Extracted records
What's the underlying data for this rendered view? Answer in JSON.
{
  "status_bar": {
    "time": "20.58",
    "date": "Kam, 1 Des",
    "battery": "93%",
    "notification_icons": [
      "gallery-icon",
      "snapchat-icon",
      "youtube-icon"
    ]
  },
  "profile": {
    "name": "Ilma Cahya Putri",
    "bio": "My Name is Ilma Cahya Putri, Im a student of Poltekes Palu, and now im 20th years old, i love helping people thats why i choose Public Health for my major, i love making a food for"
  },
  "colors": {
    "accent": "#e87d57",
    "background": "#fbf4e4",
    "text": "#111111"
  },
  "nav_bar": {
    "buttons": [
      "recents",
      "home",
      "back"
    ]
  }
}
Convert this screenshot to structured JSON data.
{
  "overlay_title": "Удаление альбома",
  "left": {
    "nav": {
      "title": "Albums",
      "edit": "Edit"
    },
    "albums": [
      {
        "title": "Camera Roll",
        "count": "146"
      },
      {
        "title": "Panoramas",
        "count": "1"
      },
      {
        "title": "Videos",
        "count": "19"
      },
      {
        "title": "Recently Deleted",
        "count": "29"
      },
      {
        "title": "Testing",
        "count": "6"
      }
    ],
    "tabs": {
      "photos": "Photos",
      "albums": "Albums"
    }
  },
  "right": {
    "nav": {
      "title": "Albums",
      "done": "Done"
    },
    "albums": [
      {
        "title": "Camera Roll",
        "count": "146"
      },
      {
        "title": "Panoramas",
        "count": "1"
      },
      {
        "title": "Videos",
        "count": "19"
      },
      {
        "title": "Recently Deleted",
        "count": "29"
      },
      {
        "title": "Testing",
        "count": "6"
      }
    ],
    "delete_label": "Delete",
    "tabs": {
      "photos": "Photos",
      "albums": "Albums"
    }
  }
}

** Set task **
Starting with the line that contains "Convert this screenshot", return each line through the last one of the data above, exactly as written and nothing more.

** Complete answer **
Convert this screenshot to structured JSON data.
{
  "overlay_title": "Удаление альбома",
  "left": {
    "nav": {
      "title": "Albums",
      "edit": "Edit"
    },
    "albums": [
      {
        "title": "Camera Roll",
        "count": "146"
      },
      {
        "title": "Panoramas",
        "count": "1"
      },
      {
        "title": "Videos",
        "count": "19"
      },
      {
        "title": "Recently Deleted",
        "count": "29"
      },
      {
        "title": "Testing",
        "count": "6"
      }
    ],
    "tabs": {
      "photos": "Photos",
      "albums": "Albums"
    }
  },
  "right": {
    "nav": {
      "title": "Albums",
      "done": "Done"
    },
    "albums": [
      {
        "title": "Camera Roll",
        "count": "146"
      },
      {
        "title": "Panoramas",
        "count": "1"
      },
      {
        "title": "Videos",
        "count": "19"
      },
      {
        "title": "Recently Deleted",
        "count": "29"
      },
      {
        "title": "Testing",
        "count": "6"
      }
    ],
    "delete_label": "Delete",
    "tabs": {
      "photos": "Photos",
      "albums": "Albums"
    }
  }
}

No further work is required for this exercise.